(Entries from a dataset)
________________________

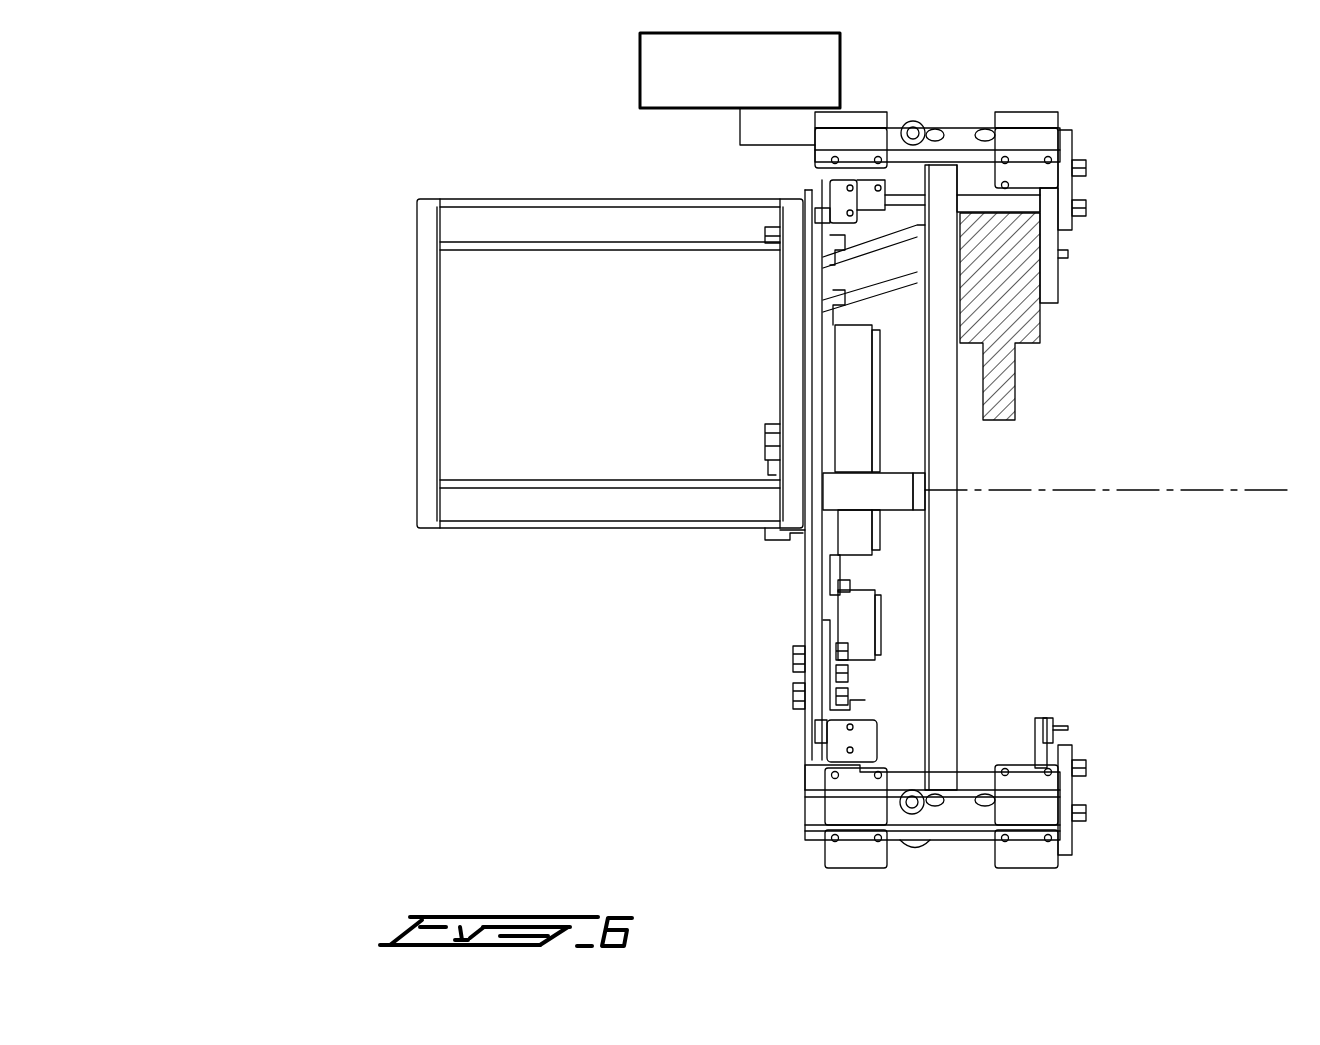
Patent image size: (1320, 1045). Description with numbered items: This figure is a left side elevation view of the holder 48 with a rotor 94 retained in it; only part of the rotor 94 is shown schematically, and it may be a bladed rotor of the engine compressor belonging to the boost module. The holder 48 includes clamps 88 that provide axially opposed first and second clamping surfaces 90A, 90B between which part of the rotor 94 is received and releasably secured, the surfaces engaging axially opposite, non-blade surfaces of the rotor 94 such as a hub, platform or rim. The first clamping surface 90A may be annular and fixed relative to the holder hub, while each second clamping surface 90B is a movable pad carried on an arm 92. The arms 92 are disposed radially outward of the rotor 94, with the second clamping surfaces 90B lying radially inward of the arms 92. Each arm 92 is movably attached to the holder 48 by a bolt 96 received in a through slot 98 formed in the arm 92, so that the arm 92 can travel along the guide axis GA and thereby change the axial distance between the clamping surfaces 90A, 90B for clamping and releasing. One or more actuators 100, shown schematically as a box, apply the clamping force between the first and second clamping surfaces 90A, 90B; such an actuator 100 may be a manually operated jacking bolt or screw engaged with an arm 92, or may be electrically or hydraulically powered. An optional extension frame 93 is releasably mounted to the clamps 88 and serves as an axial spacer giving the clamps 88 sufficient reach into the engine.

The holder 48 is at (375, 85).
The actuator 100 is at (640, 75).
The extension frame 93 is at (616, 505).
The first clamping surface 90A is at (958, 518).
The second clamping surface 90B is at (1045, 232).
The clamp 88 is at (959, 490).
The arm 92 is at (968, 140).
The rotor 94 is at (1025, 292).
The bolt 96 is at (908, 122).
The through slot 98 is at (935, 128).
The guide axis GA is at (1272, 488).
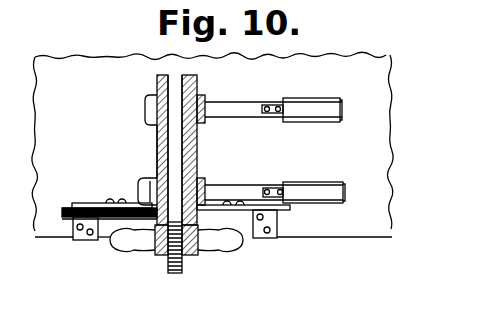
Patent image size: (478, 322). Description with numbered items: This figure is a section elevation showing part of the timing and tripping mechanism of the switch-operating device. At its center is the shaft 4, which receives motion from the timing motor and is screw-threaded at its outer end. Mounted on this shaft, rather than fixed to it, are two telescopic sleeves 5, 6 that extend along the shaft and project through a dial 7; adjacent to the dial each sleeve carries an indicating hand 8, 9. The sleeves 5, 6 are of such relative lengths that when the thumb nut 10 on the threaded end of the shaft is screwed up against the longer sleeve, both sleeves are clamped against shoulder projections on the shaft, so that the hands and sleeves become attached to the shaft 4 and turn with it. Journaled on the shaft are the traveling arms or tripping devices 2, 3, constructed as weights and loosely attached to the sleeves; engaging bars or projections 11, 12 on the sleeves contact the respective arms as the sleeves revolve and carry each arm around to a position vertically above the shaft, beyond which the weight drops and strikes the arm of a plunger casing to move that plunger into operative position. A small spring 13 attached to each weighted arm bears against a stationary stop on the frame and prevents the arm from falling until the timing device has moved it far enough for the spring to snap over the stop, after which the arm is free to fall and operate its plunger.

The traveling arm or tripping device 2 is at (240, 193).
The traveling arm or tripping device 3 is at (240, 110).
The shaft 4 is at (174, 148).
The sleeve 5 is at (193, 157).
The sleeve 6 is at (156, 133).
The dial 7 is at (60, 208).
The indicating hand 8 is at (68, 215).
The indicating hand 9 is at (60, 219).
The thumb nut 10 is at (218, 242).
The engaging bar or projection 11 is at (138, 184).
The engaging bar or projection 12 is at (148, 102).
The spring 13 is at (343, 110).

________________________

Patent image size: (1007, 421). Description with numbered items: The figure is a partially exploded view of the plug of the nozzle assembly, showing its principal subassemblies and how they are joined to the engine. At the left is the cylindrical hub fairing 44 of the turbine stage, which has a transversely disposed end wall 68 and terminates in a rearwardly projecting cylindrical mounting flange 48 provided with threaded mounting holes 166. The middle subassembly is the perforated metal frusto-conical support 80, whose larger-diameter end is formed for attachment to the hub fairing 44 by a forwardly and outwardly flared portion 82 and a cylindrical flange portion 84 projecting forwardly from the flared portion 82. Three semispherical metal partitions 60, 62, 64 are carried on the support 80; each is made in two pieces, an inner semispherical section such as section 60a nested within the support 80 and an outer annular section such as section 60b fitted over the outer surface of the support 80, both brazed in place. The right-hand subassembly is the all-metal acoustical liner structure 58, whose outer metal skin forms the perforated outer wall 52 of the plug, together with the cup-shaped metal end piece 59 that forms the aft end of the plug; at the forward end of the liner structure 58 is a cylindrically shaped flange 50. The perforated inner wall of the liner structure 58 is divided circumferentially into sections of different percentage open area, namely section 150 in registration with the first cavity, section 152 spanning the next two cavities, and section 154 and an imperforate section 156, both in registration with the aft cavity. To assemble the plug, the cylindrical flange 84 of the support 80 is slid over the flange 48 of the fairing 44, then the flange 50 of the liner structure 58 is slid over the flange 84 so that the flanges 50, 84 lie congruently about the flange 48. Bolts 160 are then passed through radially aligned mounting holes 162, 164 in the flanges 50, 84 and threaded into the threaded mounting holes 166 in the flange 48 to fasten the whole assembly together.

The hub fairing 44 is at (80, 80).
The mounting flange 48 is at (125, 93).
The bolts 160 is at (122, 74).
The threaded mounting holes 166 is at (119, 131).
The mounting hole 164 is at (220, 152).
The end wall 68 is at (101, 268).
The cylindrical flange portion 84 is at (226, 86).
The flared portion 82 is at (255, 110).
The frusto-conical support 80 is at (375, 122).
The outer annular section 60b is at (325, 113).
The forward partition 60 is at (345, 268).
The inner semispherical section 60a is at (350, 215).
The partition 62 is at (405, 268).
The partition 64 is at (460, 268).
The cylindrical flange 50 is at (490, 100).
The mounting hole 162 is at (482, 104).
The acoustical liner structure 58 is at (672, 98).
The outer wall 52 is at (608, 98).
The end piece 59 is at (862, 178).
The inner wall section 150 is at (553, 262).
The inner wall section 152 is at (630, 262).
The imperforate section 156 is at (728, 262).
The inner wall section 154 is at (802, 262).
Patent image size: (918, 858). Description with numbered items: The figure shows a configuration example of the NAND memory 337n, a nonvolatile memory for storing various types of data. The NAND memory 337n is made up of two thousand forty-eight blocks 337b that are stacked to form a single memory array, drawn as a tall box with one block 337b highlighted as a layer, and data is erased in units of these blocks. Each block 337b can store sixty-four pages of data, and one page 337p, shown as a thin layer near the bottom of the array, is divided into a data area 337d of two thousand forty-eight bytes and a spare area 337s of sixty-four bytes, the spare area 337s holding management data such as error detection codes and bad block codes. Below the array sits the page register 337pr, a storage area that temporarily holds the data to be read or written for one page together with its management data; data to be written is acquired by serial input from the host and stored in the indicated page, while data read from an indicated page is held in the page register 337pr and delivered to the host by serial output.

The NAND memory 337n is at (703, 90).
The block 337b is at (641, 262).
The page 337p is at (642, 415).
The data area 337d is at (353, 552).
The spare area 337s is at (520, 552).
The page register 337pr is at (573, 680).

________________________

**Aim of the task:** Write out the records from the line with "Patent image size: (918, 858)." up to and including the line with "The page register 337pr is at (573, 680).", copying each line word for word.

**Full response:**
Patent image size: (918, 858). Description with numbered items: The figure shows a configuration example of the NAND memory 337n, a nonvolatile memory for storing various types of data. The NAND memory 337n is made up of two thousand forty-eight blocks 337b that are stacked to form a single memory array, drawn as a tall box with one block 337b highlighted as a layer, and data is erased in units of these blocks. Each block 337b can store sixty-four pages of data, and one page 337p, shown as a thin layer near the bottom of the array, is divided into a data area 337d of two thousand forty-eight bytes and a spare area 337s of sixty-four bytes, the spare area 337s holding management data such as error detection codes and bad block codes. Below the array sits the page register 337pr, a storage area that temporarily holds the data to be read or written for one page together with its management data; data to be written is acquired by serial input from the host and stored in the indicated page, while data read from an indicated page is held in the page register 337pr and delivered to the host by serial output.

The NAND memory 337n is at (703, 90).
The block 337b is at (641, 262).
The page 337p is at (642, 415).
The data area 337d is at (353, 552).
The spare area 337s is at (520, 552).
The page register 337pr is at (573, 680).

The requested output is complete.